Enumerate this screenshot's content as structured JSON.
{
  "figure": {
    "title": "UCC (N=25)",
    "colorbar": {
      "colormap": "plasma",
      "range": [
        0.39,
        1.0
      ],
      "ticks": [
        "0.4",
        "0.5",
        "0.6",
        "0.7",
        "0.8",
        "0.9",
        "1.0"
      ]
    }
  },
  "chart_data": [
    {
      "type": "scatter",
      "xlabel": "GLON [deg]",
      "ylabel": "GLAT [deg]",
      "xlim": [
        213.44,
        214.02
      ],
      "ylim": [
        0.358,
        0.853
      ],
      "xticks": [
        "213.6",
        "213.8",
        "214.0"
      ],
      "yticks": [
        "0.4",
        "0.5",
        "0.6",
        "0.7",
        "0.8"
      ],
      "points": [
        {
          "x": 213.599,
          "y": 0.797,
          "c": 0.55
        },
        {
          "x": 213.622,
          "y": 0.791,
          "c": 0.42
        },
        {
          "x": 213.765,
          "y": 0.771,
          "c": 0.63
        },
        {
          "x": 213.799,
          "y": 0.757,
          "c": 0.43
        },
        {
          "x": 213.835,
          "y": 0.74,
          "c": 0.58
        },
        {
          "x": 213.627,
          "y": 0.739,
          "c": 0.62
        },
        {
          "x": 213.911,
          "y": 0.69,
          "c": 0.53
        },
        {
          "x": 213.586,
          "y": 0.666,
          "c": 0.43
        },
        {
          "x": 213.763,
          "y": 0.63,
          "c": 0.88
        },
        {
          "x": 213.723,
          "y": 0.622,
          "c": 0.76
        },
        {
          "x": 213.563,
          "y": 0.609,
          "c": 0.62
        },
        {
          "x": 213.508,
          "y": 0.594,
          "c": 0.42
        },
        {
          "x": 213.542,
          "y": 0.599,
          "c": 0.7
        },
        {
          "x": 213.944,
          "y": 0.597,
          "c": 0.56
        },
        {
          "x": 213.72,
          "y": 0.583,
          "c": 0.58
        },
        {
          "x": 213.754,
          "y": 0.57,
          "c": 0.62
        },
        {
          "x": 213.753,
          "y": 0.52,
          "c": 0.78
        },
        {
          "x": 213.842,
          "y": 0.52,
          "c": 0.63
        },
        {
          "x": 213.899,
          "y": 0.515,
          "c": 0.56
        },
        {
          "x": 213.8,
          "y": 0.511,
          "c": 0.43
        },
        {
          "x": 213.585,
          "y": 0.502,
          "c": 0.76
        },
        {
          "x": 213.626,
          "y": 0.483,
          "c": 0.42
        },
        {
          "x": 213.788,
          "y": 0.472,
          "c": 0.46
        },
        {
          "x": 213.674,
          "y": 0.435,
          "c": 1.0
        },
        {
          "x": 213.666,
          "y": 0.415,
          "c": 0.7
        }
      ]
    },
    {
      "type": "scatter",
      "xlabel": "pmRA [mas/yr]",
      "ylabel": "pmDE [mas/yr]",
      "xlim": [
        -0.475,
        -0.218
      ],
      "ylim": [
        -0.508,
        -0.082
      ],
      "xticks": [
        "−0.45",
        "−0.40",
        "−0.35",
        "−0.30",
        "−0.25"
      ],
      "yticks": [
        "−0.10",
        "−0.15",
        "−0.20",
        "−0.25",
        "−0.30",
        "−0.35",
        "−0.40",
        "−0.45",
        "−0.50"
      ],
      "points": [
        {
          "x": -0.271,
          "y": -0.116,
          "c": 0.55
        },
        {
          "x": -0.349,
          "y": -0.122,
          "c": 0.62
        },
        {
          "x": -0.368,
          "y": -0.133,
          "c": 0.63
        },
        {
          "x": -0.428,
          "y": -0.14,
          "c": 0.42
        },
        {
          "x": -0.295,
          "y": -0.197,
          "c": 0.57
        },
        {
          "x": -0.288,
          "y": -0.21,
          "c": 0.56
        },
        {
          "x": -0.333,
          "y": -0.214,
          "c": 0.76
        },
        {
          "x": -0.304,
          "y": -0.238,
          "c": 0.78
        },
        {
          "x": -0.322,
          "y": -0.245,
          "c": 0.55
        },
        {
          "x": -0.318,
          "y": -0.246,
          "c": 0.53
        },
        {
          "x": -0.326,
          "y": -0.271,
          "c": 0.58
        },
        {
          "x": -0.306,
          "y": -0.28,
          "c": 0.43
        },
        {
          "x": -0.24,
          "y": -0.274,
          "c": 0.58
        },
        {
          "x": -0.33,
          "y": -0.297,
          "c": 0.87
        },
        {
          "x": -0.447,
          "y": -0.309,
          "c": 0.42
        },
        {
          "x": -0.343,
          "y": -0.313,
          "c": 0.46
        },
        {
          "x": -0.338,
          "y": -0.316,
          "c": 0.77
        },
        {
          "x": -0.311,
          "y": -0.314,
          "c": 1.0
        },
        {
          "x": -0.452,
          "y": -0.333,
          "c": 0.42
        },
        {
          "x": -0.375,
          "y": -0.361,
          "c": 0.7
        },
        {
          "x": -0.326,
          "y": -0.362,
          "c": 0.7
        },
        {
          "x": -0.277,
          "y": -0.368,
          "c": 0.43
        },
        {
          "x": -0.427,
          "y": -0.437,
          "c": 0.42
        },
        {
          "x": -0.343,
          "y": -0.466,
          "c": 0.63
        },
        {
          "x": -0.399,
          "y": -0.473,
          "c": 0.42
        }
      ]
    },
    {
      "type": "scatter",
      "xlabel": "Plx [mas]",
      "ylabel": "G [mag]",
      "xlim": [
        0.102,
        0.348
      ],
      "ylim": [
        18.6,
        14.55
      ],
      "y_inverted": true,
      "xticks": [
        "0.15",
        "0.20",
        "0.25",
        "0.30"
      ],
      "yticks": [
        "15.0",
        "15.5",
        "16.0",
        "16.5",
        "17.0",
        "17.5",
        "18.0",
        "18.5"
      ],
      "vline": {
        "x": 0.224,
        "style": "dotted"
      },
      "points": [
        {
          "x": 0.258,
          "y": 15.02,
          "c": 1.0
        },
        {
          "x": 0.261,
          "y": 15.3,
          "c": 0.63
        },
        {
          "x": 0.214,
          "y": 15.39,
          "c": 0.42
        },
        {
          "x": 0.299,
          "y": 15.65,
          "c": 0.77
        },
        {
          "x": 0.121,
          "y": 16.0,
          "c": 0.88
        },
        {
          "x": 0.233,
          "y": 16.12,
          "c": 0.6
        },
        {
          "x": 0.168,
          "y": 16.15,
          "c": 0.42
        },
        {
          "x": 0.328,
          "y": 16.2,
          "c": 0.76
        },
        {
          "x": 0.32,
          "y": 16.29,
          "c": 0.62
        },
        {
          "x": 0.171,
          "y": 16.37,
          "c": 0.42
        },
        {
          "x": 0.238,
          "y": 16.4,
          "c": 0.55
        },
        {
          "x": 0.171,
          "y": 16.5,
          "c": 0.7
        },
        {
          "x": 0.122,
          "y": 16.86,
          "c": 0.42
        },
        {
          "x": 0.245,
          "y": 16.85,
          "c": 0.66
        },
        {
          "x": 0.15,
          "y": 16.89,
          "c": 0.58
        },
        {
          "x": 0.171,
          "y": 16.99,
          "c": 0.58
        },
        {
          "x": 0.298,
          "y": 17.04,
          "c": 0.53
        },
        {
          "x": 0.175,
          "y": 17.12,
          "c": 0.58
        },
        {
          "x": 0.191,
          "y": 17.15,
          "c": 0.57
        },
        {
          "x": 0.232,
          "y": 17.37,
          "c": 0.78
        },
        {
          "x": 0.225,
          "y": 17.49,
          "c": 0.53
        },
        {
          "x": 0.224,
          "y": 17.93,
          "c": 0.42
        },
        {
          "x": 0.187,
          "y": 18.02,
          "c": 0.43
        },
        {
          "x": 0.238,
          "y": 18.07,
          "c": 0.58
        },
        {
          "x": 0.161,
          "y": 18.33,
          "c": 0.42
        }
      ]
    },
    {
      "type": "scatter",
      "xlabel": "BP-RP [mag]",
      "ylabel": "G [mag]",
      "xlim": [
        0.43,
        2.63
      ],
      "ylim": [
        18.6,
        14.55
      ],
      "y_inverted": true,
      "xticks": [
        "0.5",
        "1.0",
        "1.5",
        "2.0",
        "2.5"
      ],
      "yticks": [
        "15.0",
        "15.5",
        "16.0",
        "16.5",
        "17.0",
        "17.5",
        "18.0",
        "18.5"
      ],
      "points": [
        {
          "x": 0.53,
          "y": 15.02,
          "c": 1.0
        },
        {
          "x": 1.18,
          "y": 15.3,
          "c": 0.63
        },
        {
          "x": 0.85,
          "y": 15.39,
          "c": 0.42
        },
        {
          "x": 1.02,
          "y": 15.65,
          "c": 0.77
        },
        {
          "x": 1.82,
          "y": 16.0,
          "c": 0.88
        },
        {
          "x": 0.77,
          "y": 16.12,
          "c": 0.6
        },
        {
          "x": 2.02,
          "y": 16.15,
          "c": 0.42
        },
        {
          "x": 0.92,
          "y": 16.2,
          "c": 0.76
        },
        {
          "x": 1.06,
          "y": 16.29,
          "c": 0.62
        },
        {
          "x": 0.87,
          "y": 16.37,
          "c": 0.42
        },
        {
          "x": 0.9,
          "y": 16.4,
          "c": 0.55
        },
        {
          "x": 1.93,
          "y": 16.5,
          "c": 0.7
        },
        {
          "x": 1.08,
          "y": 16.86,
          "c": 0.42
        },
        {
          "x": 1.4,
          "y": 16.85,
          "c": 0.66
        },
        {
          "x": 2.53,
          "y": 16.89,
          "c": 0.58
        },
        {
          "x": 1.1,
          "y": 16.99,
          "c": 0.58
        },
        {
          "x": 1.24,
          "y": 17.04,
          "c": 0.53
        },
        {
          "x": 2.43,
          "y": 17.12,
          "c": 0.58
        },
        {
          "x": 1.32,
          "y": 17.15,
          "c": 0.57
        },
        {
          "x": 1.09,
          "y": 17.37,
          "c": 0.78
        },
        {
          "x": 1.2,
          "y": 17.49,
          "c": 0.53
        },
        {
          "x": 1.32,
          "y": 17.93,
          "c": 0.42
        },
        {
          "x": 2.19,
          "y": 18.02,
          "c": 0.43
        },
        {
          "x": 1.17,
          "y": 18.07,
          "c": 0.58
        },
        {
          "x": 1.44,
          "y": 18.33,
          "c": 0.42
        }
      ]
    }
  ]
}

★ ★ ★ ★

Which lines contain the word "ylabel"? Return each of them.

      "ylabel": "GLAT [deg]",
      "ylabel": "pmDE [mas/yr]",
      "ylabel": "G [mag]",
      "ylabel": "G [mag]",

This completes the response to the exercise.